# [GOAL]
Isolate every line in the data with the string "ITERATIONS" and copy it.

Records excerpted from a collection:
========

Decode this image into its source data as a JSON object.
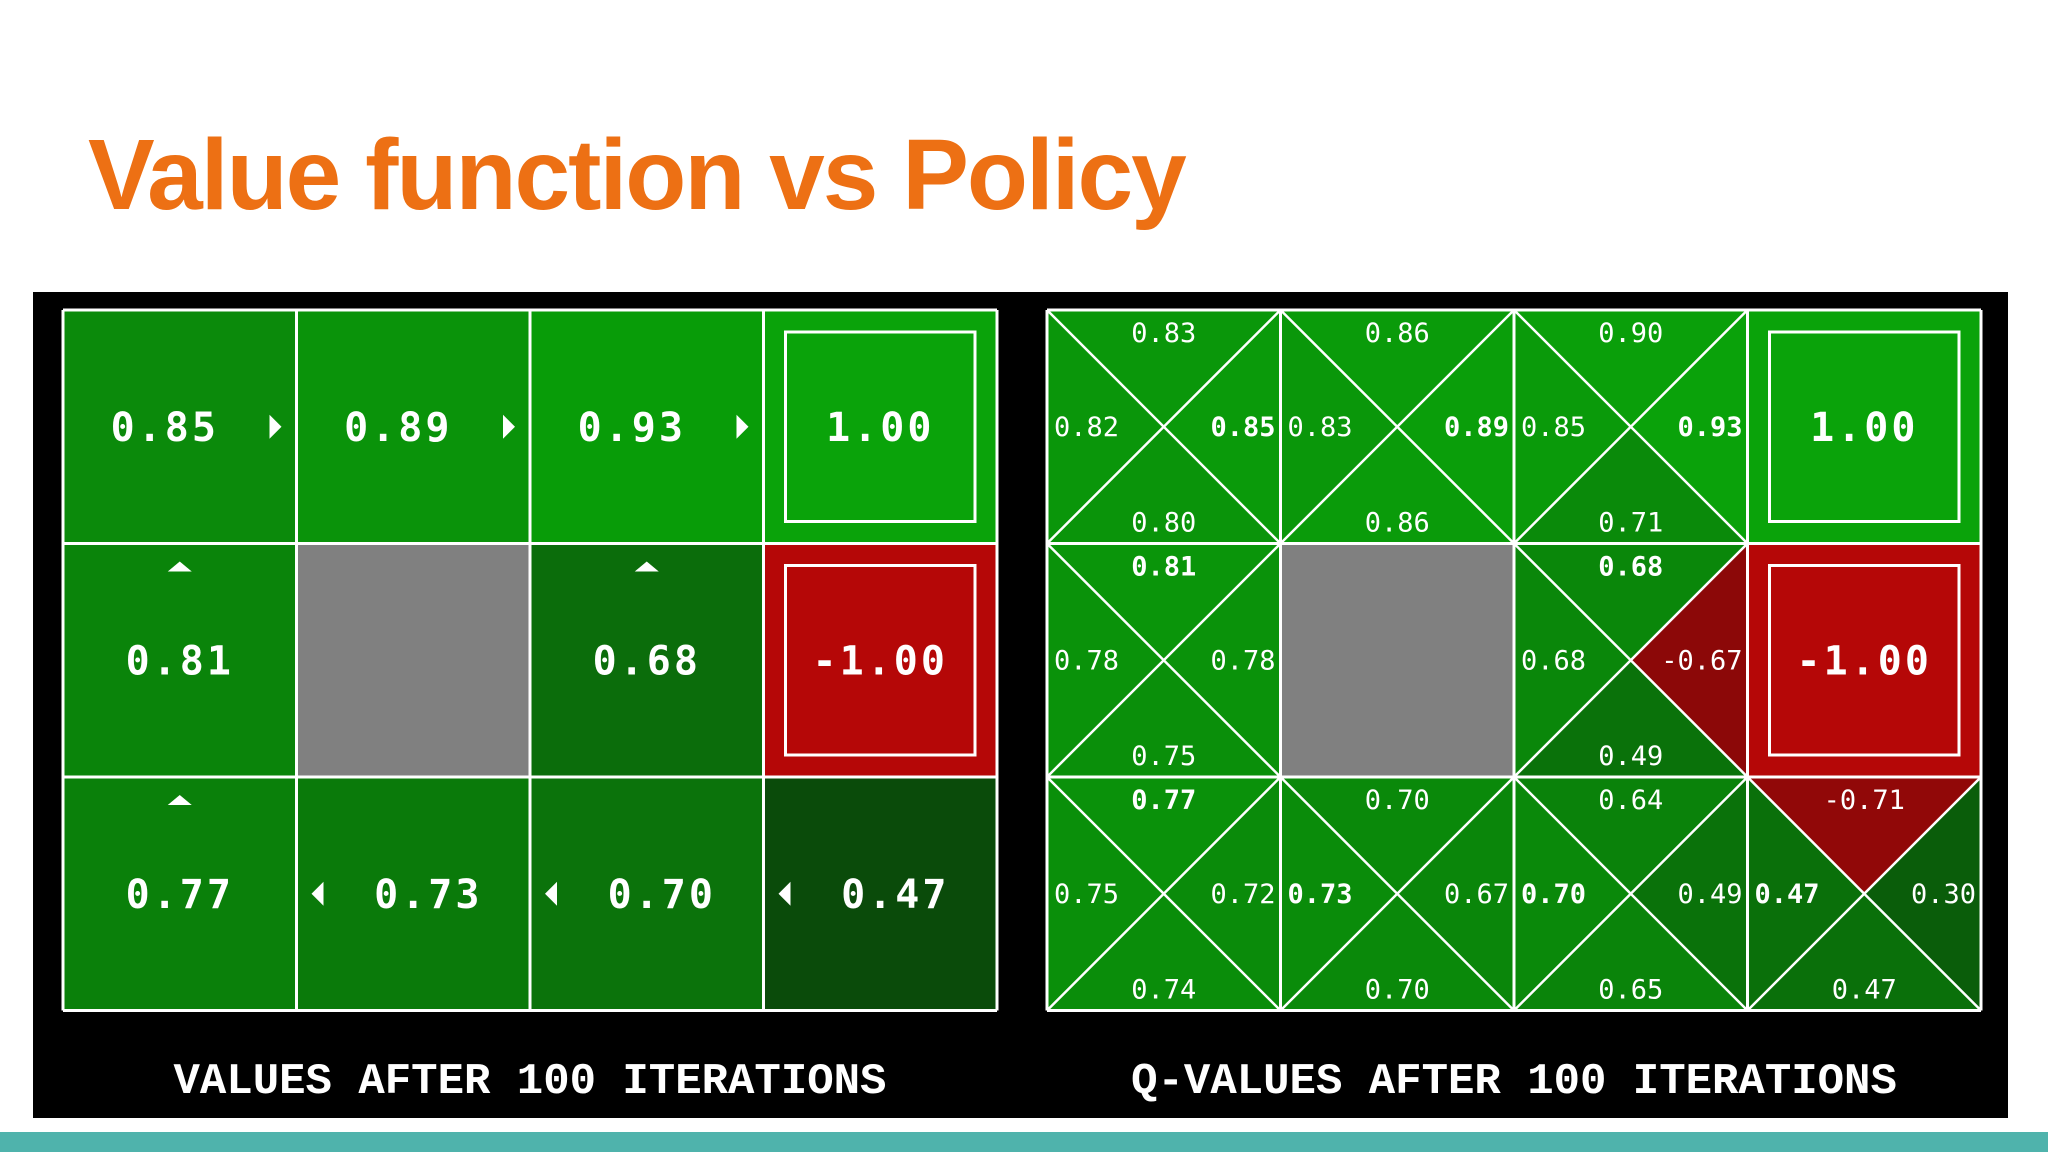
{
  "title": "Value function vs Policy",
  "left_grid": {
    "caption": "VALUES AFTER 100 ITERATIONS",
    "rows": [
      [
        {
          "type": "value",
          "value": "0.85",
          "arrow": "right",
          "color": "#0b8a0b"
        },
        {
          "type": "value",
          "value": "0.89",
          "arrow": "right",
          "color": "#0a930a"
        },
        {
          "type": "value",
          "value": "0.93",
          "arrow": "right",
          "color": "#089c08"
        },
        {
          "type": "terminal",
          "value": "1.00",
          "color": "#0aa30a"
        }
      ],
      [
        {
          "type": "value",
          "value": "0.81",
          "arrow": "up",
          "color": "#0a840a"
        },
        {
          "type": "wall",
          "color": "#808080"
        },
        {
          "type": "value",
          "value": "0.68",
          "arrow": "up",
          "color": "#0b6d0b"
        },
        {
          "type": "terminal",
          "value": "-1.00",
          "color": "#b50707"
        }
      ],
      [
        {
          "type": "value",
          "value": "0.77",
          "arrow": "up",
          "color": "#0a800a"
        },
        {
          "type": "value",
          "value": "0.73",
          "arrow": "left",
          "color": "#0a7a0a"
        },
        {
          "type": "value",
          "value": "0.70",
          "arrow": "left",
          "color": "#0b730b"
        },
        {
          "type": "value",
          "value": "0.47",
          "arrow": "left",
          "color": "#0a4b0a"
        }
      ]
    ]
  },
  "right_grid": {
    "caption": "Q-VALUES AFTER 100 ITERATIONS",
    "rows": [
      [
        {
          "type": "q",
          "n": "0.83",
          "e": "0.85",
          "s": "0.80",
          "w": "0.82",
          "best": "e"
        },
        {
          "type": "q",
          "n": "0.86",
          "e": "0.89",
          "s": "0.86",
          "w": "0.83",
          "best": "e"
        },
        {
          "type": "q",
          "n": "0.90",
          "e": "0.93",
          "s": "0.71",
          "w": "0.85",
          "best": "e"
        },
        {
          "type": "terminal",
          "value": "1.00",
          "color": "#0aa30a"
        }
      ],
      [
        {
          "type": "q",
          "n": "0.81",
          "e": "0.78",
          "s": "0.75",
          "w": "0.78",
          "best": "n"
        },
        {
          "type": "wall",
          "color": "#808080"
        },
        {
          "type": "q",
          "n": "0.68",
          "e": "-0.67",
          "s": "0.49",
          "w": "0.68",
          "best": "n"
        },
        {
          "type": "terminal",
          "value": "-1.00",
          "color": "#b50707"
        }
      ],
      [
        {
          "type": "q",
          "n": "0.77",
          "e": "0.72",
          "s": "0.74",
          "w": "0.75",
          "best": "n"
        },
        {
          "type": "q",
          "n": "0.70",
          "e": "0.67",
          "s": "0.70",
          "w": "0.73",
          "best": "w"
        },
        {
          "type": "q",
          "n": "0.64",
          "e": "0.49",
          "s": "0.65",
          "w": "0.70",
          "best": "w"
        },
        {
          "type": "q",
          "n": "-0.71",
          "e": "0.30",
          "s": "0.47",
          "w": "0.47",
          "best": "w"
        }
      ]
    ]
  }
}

========

# [FINAL RESULT]
    "caption": "VALUES AFTER 100 ITERATIONS",
    "caption": "Q-VALUES AFTER 100 ITERATIONS",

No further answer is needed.